### Things to do:
A - In the passage about DESI, transcribe the stretch from "This press release" through "a human hair.".
B - Answer these questions from the passage about DESI:
(i) Which office does the passage call the single largest supporter of basic research in the physical sciences in the United States?
(ii) How many robotic positioners does DESI have?
(iii) How many large lenses does the corrector barrel hold?

### Extract to read:
DOE’s Office of Science is the single largest supporter of basic research in the physical sciences in the United States, and is working to address some of the most pressing challenges of our time. For more information, please visit energy.gov/science.
This press release was originally published by the U.S. Department of Energy’s Lawrence Berkeley National Laboratory. DOE’s Fermi National Accelerator Laboratory contributed key elements to DESI, including the online databases used for data acquisition and the software that ensures that each of the 5,000 robotic positioners are precisely pointing to their celestial targets to within a 10th of the width of a human hair.
Fermilab also contributed the atmospheric dispersion corrector, corrector barrel, hexapod and cage. The corrector barrel holds DESI’s six large lenses in precise alignment. The hexapod, designed and built with partners in Italy, focuses the DESI images by moving the barrel-lens system. Both the barrel and hexapod are housed in the cage, which provides the attachment to the telescope structure. In addition, Fermilab carried out the testing and packaging of DESI’s charge-coupled devices. The CCDs convert the light passing through the lenses from distant galaxies into digital information that can then be analyzed by the collaboration.

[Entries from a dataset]
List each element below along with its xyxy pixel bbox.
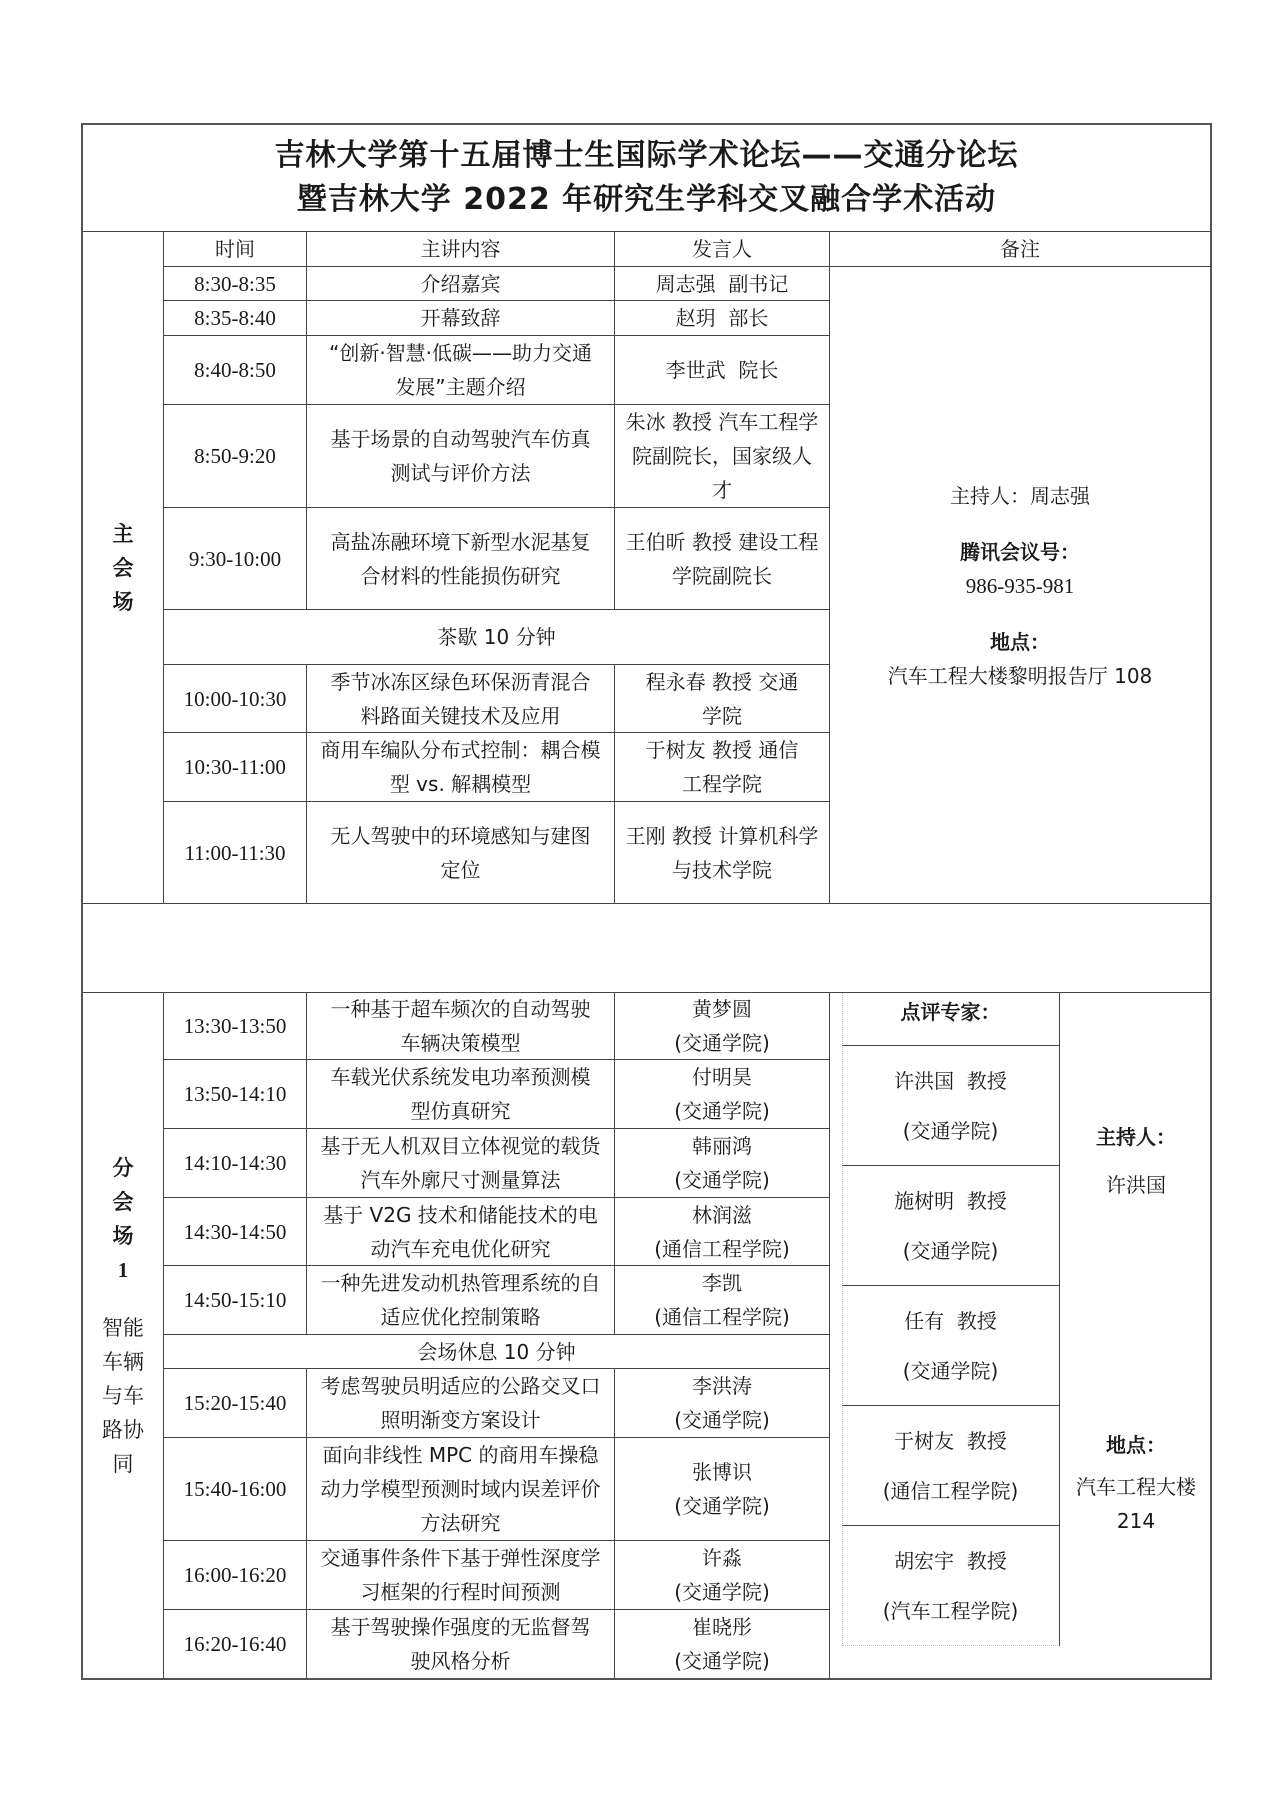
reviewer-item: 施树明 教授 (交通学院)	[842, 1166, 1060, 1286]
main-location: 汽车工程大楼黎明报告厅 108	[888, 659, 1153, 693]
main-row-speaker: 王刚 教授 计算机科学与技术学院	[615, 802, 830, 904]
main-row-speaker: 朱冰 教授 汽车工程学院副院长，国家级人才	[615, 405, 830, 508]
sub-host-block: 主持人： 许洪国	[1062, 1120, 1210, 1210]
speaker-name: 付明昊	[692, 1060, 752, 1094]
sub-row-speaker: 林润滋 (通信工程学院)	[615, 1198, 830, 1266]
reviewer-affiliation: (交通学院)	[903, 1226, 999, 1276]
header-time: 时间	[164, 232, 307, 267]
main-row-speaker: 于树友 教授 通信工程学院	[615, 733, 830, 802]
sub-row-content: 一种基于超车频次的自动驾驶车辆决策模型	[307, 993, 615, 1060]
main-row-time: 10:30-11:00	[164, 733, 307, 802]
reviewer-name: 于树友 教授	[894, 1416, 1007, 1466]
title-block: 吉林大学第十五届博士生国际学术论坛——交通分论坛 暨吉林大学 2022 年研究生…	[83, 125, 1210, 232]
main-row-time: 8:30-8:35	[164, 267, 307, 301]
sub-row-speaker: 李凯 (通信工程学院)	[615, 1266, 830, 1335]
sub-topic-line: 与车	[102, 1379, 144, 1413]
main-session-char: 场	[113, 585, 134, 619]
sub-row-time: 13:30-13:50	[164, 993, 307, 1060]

### Answers for the exercise:
A -
This press release was originally published by the U.S. Department of Energy’s Lawrence Berkeley National Laboratory. DOE’s Fermi National Accelerator Laboratory contributed key elements to DESI, including the online databases used for data acquisition and the software that ensures that each of the 5,000 robotic positioners are precisely pointing to their celestial targets to within a 10th of the width of a human hair.

B -
(i) DOE's Office of Science
(ii) 5,000
(iii) Six